--- start of SUPPLIED DATA ---

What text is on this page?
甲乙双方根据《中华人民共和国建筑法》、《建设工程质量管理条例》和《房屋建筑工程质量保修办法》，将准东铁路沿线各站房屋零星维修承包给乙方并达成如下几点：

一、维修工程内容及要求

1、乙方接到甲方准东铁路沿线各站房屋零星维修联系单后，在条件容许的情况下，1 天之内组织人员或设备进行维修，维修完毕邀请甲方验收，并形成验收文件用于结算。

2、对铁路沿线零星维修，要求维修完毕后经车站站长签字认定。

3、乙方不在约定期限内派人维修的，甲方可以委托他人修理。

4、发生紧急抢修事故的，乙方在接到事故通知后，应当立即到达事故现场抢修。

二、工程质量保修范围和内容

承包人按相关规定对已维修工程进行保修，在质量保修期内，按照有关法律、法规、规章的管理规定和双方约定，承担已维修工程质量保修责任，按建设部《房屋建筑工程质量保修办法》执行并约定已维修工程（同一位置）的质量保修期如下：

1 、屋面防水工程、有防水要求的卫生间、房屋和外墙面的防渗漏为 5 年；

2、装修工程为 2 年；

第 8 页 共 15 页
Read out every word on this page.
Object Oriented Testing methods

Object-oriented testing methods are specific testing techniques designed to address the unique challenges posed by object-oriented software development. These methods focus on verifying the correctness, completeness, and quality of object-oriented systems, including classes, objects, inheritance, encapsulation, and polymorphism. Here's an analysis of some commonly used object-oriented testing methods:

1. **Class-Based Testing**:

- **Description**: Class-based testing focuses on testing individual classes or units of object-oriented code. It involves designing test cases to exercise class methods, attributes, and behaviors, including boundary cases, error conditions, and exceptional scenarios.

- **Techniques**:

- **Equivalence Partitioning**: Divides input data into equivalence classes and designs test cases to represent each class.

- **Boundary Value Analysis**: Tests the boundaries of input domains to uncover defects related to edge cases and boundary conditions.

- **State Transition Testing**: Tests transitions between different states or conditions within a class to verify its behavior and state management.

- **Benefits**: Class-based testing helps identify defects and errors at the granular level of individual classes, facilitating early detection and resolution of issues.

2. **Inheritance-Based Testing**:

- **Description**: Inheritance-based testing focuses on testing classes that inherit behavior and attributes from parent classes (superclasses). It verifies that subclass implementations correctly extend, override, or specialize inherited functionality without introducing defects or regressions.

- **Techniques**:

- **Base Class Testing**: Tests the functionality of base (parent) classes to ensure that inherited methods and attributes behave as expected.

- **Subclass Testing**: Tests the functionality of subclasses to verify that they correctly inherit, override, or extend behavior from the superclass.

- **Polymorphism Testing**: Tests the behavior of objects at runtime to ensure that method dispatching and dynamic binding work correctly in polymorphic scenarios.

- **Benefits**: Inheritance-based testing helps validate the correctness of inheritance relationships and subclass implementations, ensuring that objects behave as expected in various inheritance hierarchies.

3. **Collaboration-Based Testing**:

--- end of SUPPLIED DATA ---
--- start of SUPPLIED DATA ---

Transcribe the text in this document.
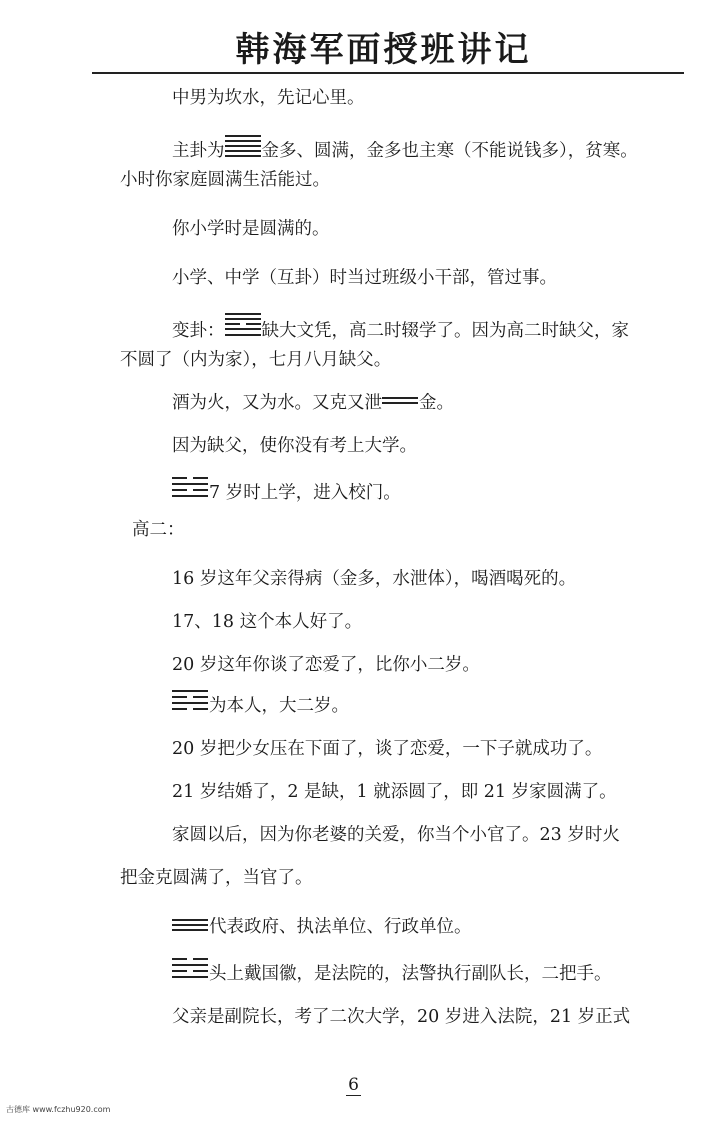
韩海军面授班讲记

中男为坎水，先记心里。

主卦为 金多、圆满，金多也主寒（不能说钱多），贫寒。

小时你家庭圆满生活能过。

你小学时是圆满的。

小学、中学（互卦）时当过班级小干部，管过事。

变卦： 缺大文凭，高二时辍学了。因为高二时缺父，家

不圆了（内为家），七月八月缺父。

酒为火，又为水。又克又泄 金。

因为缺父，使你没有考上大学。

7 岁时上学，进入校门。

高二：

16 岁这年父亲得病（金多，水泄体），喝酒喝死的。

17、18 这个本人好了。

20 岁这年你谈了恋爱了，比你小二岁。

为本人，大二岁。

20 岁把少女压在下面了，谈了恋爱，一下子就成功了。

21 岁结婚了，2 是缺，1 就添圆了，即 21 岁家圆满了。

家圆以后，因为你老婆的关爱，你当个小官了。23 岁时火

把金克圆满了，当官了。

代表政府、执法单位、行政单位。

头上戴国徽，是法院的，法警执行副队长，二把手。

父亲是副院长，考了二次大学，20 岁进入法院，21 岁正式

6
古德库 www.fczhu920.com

--- end of SUPPLIED DATA ---

:: WHAT YOU SHOULD DO ::
Find the lines holding "cases" and list every one.

:: WORKED SOLUTION ::
- **Description**: Class-based testing focuses on testing individual classes or units of object-oriented code. It involves designing test cases to exercise class methods, attributes, and behaviors, including boundary cases, error conditions, and exceptional scenarios.
- **Equivalence Partitioning**: Divides input data into equivalence classes and designs test cases to represent each class.
- **Boundary Value Analysis**: Tests the boundaries of input domains to uncover defects related to edge cases and boundary conditions.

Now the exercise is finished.